● **WHAT TO DO**
Would you quote every entry exactly, dropping only the pictures?

____________________

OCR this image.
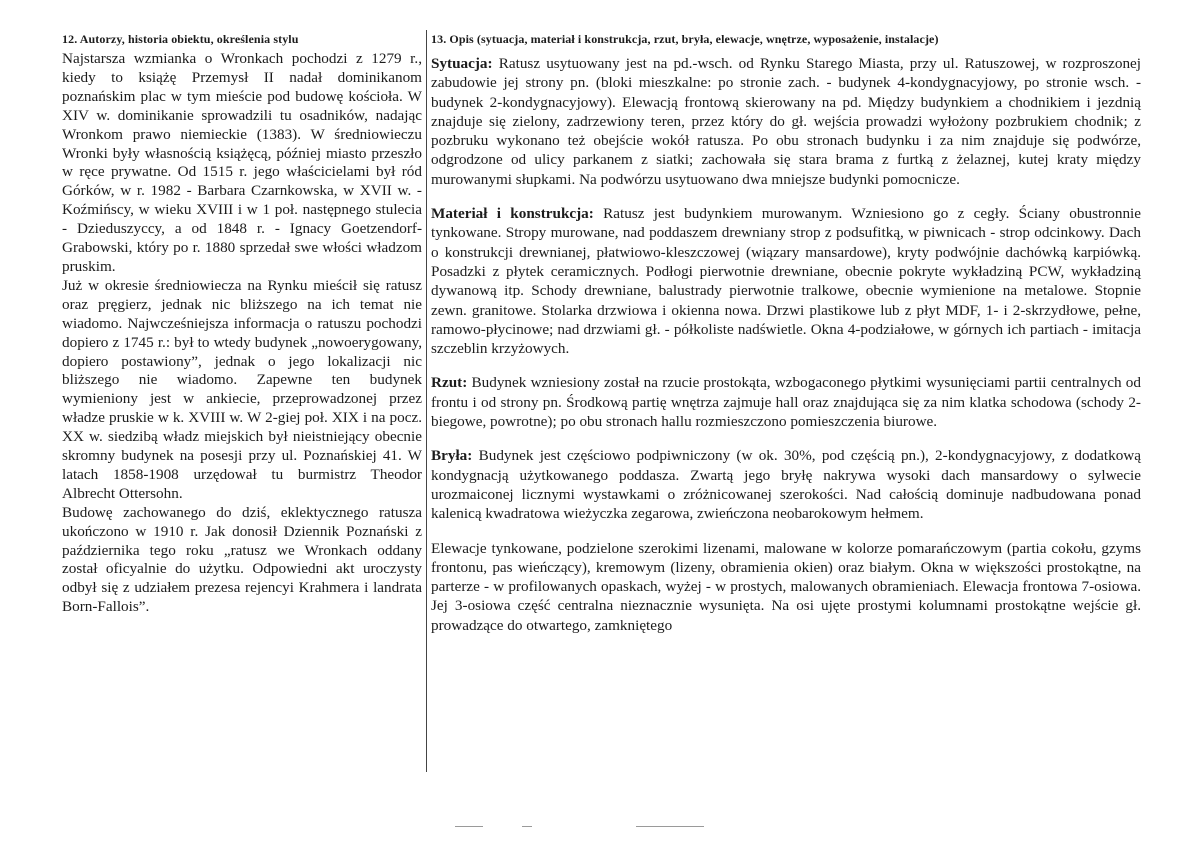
12. Autorzy, historia obiektu, określenia stylu

Najstarsza wzmianka o Wronkach pochodzi z 1279 r., kiedy to książę Przemysł II nadał dominikanom poznańskim plac w tym mieście pod budowę kościoła. W XIV w. dominikanie sprowadzili tu osadników, nadając Wronkom prawo niemieckie (1383). W średniowieczu Wronki były własnością książęcą, później miasto przeszło w ręce prywatne. Od 1515 r. jego właścicielami był ród Górków, w r. 1982 - Barbara Czarnkowska, w XVII w. - Koźmińscy, w wieku XVIII i w 1 poł. następnego stulecia - Dzieduszyccy, a od 1848 r. - Ignacy Goetzendorf-Grabowski, który po r. 1880 sprzedał swe włości władzom pruskim.

Już w okresie średniowiecza na Rynku mieścił się ratusz oraz pręgierz, jednak nic bliższego na ich temat nie wiadomo. Najwcześniejsza informacja o ratuszu pochodzi dopiero z 1745 r.: był to wtedy budynek „nowoerygowany, dopiero postawiony”, jednak o jego lokalizacji nic bliższego nie wiadomo. Zapewne ten budynek wymieniony jest w ankiecie, przeprowadzonej przez władze pruskie w k. XVIII w. W 2-giej poł. XIX i na pocz. XX w. siedzibą władz miejskich był nieistniejący obecnie skromny budynek na posesji przy ul. Poznańskiej 41. W latach 1858-1908 urzędował tu burmistrz Theodor Albrecht Ottersohn.

Budowę zachowanego do dziś, eklektycznego ratusza ukończono w 1910 r. Jak donosił Dziennik Poznański z października tego roku „ratusz we Wronkach oddany został oficyalnie do użytku. Odpowiedni akt uroczysty odbył się z udziałem prezesa rejencyi Krahmera i landrata Born-Fallois”.

13. Opis (sytuacja, materiał i konstrukcja, rzut, bryła, elewacje, wnętrze, wyposażenie, instalacje)

Sytuacja: Ratusz usytuowany jest na pd.-wsch. od Rynku Starego Miasta, przy ul. Ratuszowej, w rozproszonej zabudowie jej strony pn. (bloki mieszkalne: po stronie zach. - budynek 4-kondygnacyjowy, po stronie wsch. - budynek 2-kondygnacyjowy). Elewacją frontową skierowany na pd. Między budynkiem a chodnikiem i jezdnią znajduje się zielony, zadrzewiony teren, przez który do gł. wejścia prowadzi wyłożony pozbrukiem chodnik; z pozbruku wykonano też obejście wokół ratusza. Po obu stronach budynku i za nim znajduje się podwórze, odgrodzone od ulicy parkanem z siatki; zachowała się stara brama z furtką z żelaznej, kutej kraty między murowanymi słupkami. Na podwórzu usytuowano dwa mniejsze budynki pomocnicze.

Materiał i konstrukcja: Ratusz jest budynkiem murowanym. Wzniesiono go z cegły. Ściany obustronnie tynkowane. Stropy murowane, nad poddaszem drewniany strop z podsufitką, w piwnicach - strop odcinkowy. Dach o konstrukcji drewnianej, płatwiowo-kleszczowej (wiązary mansardowe), kryty podwójnie dachówką karpiówką. Posadzki z płytek ceramicznych. Podłogi pierwotnie drewniane, obecnie pokryte wykładziną PCW, wykładziną dywanową itp. Schody drewniane, balustrady pierwotnie tralkowe, obecnie wymienione na metalowe. Stopnie zewn. granitowe. Stolarka drzwiowa i okienna nowa. Drzwi plastikowe lub z płyt MDF, 1- i 2-skrzydłowe, pełne, ramowo-płycinowe; nad drzwiami gł. - półkoliste nadświetle. Okna 4-podziałowe, w górnych ich partiach - imitacja szczeblin krzyżowych.

Rzut: Budynek wzniesiony został na rzucie prostokąta, wzbogaconego płytkimi wysunięciami partii centralnych od frontu i od strony pn. Środkową partię wnętrza zajmuje hall oraz znajdująca się za nim klatka schodowa (schody 2-biegowe, powrotne); po obu stronach hallu rozmieszczono pomieszczenia biurowe.

Bryła: Budynek jest częściowo podpiwniczony (w ok. 30%, pod częścią pn.), 2-kondygnacyjowy, z dodatkową kondygnacją użytkowanego poddasza. Zwartą jego bryłę nakrywa wysoki dach mansardowy o sylwecie urozmaiconej licznymi wystawkami o zróżnicowanej szerokości. Nad całością dominuje nadbudowana ponad kalenicą kwadratowa wieżyczka zegarowa, zwieńczona neobarokowym hełmem.

Elewacje tynkowane, podzielone szerokimi lizenami, malowane w kolorze pomarańczowym (partia cokołu, gzyms frontonu, pas wieńczący), kremowym (lizeny, obramienia okien) oraz białym. Okna w większości prostokątne, na parterze - w profilowanych opaskach, wyżej - w prostych, malowanych obramieniach. Elewacja frontowa 7-osiowa. Jej 3-osiowa część centralna nieznacznie wysunięta. Na osi ujęte prostymi kolumnami prostokątne wejście gł. prowadzące do otwartego, zamkniętego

____________________

● **THE REPLY**
OCR this image.
12. Autorzy, historia obiektu, określenia stylu

Najstarsza wzmianka o Wronkach pochodzi z 1279 r., kiedy to książę Przemysł II nadał dominikanom poznańskim plac w tym mieście pod budowę kościoła. W XIV w. dominikanie sprowadzili tu osadników, nadając Wronkom prawo niemieckie (1383). W średniowieczu Wronki były własnością książęcą, później miasto przeszło w ręce prywatne. Od 1515 r. jego właścicielami był ród Górków, w r. 1982 - Barbara Czarnkowska, w XVII w. - Koźmińscy, w wieku XVIII i w 1 poł. następnego stulecia - Dzieduszyccy, a od 1848 r. - Ignacy Goetzendorf-Grabowski, który po r. 1880 sprzedał swe włości władzom pruskim.

Już w okresie średniowiecza na Rynku mieścił się ratusz oraz pręgierz, jednak nic bliższego na ich temat nie wiadomo. Najwcześniejsza informacja o ratuszu pochodzi dopiero z 1745 r.: był to wtedy budynek „nowoerygowany, dopiero postawiony”, jednak o jego lokalizacji nic bliższego nie wiadomo. Zapewne ten budynek wymieniony jest w ankiecie, przeprowadzonej przez władze pruskie w k. XVIII w. W 2-giej poł. XIX i na pocz. XX w. siedzibą władz miejskich był nieistniejący obecnie skromny budynek na posesji przy ul. Poznańskiej 41. W latach 1858-1908 urzędował tu burmistrz Theodor Albrecht Ottersohn.

Budowę zachowanego do dziś, eklektycznego ratusza ukończono w 1910 r. Jak donosił Dziennik Poznański z października tego roku „ratusz we Wronkach oddany został oficyalnie do użytku. Odpowiedni akt uroczysty odbył się z udziałem prezesa rejencyi Krahmera i landrata Born-Fallois”.

13. Opis (sytuacja, materiał i konstrukcja, rzut, bryła, elewacje, wnętrze, wyposażenie, instalacje)

Sytuacja: Ratusz usytuowany jest na pd.-wsch. od Rynku Starego Miasta, przy ul. Ratuszowej, w rozproszonej zabudowie jej strony pn. (bloki mieszkalne: po stronie zach. - budynek 4-kondygnacyjowy, po stronie wsch. - budynek 2-kondygnacyjowy). Elewacją frontową skierowany na pd. Między budynkiem a chodnikiem i jezdnią znajduje się zielony, zadrzewiony teren, przez który do gł. wejścia prowadzi wyłożony pozbrukiem chodnik; z pozbruku wykonano też obejście wokół ratusza. Po obu stronach budynku i za nim znajduje się podwórze, odgrodzone od ulicy parkanem z siatki; zachowała się stara brama z furtką z żelaznej, kutej kraty między murowanymi słupkami. Na podwórzu usytuowano dwa mniejsze budynki pomocnicze.

Materiał i konstrukcja: Ratusz jest budynkiem murowanym. Wzniesiono go z cegły. Ściany obustronnie tynkowane. Stropy murowane, nad poddaszem drewniany strop z podsufitką, w piwnicach - strop odcinkowy. Dach o konstrukcji drewnianej, płatwiowo-kleszczowej (wiązary mansardowe), kryty podwójnie dachówką karpiówką. Posadzki z płytek ceramicznych. Podłogi pierwotnie drewniane, obecnie pokryte wykładziną PCW, wykładziną dywanową itp. Schody drewniane, balustrady pierwotnie tralkowe, obecnie wymienione na metalowe. Stopnie zewn. granitowe. Stolarka drzwiowa i okienna nowa. Drzwi plastikowe lub z płyt MDF, 1- i 2-skrzydłowe, pełne, ramowo-płycinowe; nad drzwiami gł. - półkoliste nadświetle. Okna 4-podziałowe, w górnych ich partiach - imitacja szczeblin krzyżowych.

Rzut: Budynek wzniesiony został na rzucie prostokąta, wzbogaconego płytkimi wysunięciami partii centralnych od frontu i od strony pn. Środkową partię wnętrza zajmuje hall oraz znajdująca się za nim klatka schodowa (schody 2-biegowe, powrotne); po obu stronach hallu rozmieszczono pomieszczenia biurowe.

Bryła: Budynek jest częściowo podpiwniczony (w ok. 30%, pod częścią pn.), 2-kondygnacyjowy, z dodatkową kondygnacją użytkowanego poddasza. Zwartą jego bryłę nakrywa wysoki dach mansardowy o sylwecie urozmaiconej licznymi wystawkami o zróżnicowanej szerokości. Nad całością dominuje nadbudowana ponad kalenicą kwadratowa wieżyczka zegarowa, zwieńczona neobarokowym hełmem.

Elewacje tynkowane, podzielone szerokimi lizenami, malowane w kolorze pomarańczowym (partia cokołu, gzyms frontonu, pas wieńczący), kremowym (lizeny, obramienia okien) oraz białym. Okna w większości prostokątne, na parterze - w profilowanych opaskach, wyżej - w prostych, malowanych obramieniach. Elewacja frontowa 7-osiowa. Jej 3-osiowa część centralna nieznacznie wysunięta. Na osi ujęte prostymi kolumnami prostokątne wejście gł. prowadzące do otwartego, zamkniętego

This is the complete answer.